Retype each entry below, keeping every character the same.

**SUPPLIED ENTRIES**:

====

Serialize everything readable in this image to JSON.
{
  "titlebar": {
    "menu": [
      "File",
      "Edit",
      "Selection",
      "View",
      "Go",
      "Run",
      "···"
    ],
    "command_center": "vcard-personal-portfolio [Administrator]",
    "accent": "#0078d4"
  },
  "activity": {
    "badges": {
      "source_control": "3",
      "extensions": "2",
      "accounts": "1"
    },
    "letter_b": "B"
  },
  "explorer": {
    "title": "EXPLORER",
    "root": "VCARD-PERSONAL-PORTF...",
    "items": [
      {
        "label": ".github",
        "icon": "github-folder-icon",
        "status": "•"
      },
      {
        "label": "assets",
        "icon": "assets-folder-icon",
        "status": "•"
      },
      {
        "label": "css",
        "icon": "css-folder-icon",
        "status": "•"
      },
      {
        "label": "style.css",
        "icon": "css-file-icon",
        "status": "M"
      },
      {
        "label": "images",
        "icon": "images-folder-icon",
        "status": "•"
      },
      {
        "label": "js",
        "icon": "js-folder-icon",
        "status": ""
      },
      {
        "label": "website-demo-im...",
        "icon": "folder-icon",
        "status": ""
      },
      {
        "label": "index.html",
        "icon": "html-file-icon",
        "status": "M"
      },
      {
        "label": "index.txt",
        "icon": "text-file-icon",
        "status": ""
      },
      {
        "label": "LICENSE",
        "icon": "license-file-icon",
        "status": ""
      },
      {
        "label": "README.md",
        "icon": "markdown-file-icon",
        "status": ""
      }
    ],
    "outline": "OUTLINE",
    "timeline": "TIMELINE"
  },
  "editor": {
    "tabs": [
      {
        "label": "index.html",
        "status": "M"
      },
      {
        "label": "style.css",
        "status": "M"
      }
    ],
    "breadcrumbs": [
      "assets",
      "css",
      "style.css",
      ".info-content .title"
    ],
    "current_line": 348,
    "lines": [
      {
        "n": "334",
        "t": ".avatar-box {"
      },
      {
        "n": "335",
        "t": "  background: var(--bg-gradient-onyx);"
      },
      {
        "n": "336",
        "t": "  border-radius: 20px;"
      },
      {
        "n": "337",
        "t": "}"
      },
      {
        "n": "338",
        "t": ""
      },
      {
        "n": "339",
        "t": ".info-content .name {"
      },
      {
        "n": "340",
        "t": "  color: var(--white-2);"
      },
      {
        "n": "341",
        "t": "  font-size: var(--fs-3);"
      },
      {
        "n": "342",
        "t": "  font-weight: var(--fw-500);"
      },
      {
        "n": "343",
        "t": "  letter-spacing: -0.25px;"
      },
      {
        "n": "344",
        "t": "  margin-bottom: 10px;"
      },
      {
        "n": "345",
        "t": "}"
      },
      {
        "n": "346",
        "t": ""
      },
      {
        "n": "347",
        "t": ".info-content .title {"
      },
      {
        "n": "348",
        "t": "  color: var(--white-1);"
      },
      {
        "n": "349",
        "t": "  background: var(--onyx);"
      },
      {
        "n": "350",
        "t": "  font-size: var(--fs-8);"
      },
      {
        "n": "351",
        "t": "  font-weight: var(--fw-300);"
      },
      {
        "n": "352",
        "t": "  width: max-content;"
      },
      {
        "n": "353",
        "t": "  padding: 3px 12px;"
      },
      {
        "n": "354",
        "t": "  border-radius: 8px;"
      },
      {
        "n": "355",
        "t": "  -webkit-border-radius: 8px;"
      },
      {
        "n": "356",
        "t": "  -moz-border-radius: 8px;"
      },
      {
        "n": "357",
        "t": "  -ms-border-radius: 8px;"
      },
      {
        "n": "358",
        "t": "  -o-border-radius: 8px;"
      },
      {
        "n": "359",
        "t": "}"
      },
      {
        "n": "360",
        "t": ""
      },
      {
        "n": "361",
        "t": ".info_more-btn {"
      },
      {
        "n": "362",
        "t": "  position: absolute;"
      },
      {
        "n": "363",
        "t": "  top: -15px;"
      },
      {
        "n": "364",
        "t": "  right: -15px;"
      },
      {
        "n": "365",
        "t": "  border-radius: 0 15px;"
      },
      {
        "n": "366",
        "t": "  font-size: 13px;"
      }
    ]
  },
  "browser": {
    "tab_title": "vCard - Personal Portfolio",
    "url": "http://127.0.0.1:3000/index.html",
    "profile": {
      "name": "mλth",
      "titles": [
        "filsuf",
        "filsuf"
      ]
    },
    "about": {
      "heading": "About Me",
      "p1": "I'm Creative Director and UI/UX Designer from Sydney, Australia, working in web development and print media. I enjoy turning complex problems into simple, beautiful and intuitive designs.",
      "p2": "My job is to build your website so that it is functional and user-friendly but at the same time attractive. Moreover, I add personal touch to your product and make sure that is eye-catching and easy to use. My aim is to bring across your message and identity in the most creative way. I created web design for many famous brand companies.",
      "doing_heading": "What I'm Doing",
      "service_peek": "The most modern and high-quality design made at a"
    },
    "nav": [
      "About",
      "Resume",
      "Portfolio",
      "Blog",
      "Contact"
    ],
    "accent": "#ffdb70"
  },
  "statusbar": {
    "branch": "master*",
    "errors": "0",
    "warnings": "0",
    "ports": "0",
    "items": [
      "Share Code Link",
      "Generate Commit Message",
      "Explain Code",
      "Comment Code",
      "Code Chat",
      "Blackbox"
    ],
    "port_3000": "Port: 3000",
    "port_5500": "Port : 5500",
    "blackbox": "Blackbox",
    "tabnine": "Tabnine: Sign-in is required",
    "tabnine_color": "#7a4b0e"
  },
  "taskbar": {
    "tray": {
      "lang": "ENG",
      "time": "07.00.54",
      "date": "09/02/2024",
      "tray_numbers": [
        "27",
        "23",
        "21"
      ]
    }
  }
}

====

**FINAL ANSWER**:
Serialize everything readable in this image to JSON.
{
  "titlebar": {
    "menu": [
      "File",
      "Edit",
      "Selection",
      "View",
      "Go",
      "Run",
      "···"
    ],
    "command_center": "vcard-personal-portfolio [Administrator]",
    "accent": "#0078d4"
  },
  "activity": {
    "badges": {
      "source_control": "3",
      "extensions": "2",
      "accounts": "1"
    },
    "letter_b": "B"
  },
  "explorer": {
    "title": "EXPLORER",
    "root": "VCARD-PERSONAL-PORTF...",
    "items": [
      {
        "label": ".github",
        "icon": "github-folder-icon",
        "status": "•"
      },
      {
        "label": "assets",
        "icon": "assets-folder-icon",
        "status": "•"
      },
      {
        "label": "css",
        "icon": "css-folder-icon",
        "status": "•"
      },
      {
        "label": "style.css",
        "icon": "css-file-icon",
        "status": "M"
      },
      {
        "label": "images",
        "icon": "images-folder-icon",
        "status": "•"
      },
      {
        "label": "js",
        "icon": "js-folder-icon",
        "status": ""
      },
      {
        "label": "website-demo-im...",
        "icon": "folder-icon",
        "status": ""
      },
      {
        "label": "index.html",
        "icon": "html-file-icon",
        "status": "M"
      },
      {
        "label": "index.txt",
        "icon": "text-file-icon",
        "status": ""
      },
      {
        "label": "LICENSE",
        "icon": "license-file-icon",
        "status": ""
      },
      {
        "label": "README.md",
        "icon": "markdown-file-icon",
        "status": ""
      }
    ],
    "outline": "OUTLINE",
    "timeline": "TIMELINE"
  },
  "editor": {
    "tabs": [
      {
        "label": "index.html",
        "status": "M"
      },
      {
        "label": "style.css",
        "status": "M"
      }
    ],
    "breadcrumbs": [
      "assets",
      "css",
      "style.css",
      ".info-content .title"
    ],
    "current_line": 348,
    "lines": [
      {
        "n": "334",
        "t": ".avatar-box {"
      },
      {
        "n": "335",
        "t": "  background: var(--bg-gradient-onyx);"
      },
      {
        "n": "336",
        "t": "  border-radius: 20px;"
      },
      {
        "n": "337",
        "t": "}"
      },
      {
        "n": "338",
        "t": ""
      },
      {
        "n": "339",
        "t": ".info-content .name {"
      },
      {
        "n": "340",
        "t": "  color: var(--white-2);"
      },
      {
        "n": "341",
        "t": "  font-size: var(--fs-3);"
      },
      {
        "n": "342",
        "t": "  font-weight: var(--fw-500);"
      },
      {
        "n": "343",
        "t": "  letter-spacing: -0.25px;"
      },
      {
        "n": "344",
        "t": "  margin-bottom: 10px;"
      },
      {
        "n": "345",
        "t": "}"
      },
      {
        "n": "346",
        "t": ""
      },
      {
        "n": "347",
        "t": ".info-content .title {"
      },
      {
        "n": "348",
        "t": "  color: var(--white-1);"
      },
      {
        "n": "349",
        "t": "  background: var(--onyx);"
      },
      {
        "n": "350",
        "t": "  font-size: var(--fs-8);"
      },
      {
        "n": "351",
        "t": "  font-weight: var(--fw-300);"
      },
      {
        "n": "352",
        "t": "  width: max-content;"
      },
      {
        "n": "353",
        "t": "  padding: 3px 12px;"
      },
      {
        "n": "354",
        "t": "  border-radius: 8px;"
      },
      {
        "n": "355",
        "t": "  -webkit-border-radius: 8px;"
      },
      {
        "n": "356",
        "t": "  -moz-border-radius: 8px;"
      },
      {
        "n": "357",
        "t": "  -ms-border-radius: 8px;"
      },
      {
        "n": "358",
        "t": "  -o-border-radius: 8px;"
      },
      {
        "n": "359",
        "t": "}"
      },
      {
        "n": "360",
        "t": ""
      },
      {
        "n": "361",
        "t": ".info_more-btn {"
      },
      {
        "n": "362",
        "t": "  position: absolute;"
      },
      {
        "n": "363",
        "t": "  top: -15px;"
      },
      {
        "n": "364",
        "t": "  right: -15px;"
      },
      {
        "n": "365",
        "t": "  border-radius: 0 15px;"
      },
      {
        "n": "366",
        "t": "  font-size: 13px;"
      }
    ]
  },
  "browser": {
    "tab_title": "vCard - Personal Portfolio",
    "url": "http://127.0.0.1:3000/index.html",
    "profile": {
      "name": "mλth",
      "titles": [
        "filsuf",
        "filsuf"
      ]
    },
    "about": {
      "heading": "About Me",
      "p1": "I'm Creative Director and UI/UX Designer from Sydney, Australia, working in web development and print media. I enjoy turning complex problems into simple, beautiful and intuitive designs.",
      "p2": "My job is to build your website so that it is functional and user-friendly but at the same time attractive. Moreover, I add personal touch to your product and make sure that is eye-catching and easy to use. My aim is to bring across your message and identity in the most creative way. I created web design for many famous brand companies.",
      "doing_heading": "What I'm Doing",
      "service_peek": "The most modern and high-quality design made at a"
    },
    "nav": [
      "About",
      "Resume",
      "Portfolio",
      "Blog",
      "Contact"
    ],
    "accent": "#ffdb70"
  },
  "statusbar": {
    "branch": "master*",
    "errors": "0",
    "warnings": "0",
    "ports": "0",
    "items": [
      "Share Code Link",
      "Generate Commit Message",
      "Explain Code",
      "Comment Code",
      "Code Chat",
      "Blackbox"
    ],
    "port_3000": "Port: 3000",
    "port_5500": "Port : 5500",
    "blackbox": "Blackbox",
    "tabnine": "Tabnine: Sign-in is required",
    "tabnine_color": "#7a4b0e"
  },
  "taskbar": {
    "tray": {
      "lang": "ENG",
      "time": "07.00.54",
      "date": "09/02/2024",
      "tray_numbers": [
        "27",
        "23",
        "21"
      ]
    }
  }
}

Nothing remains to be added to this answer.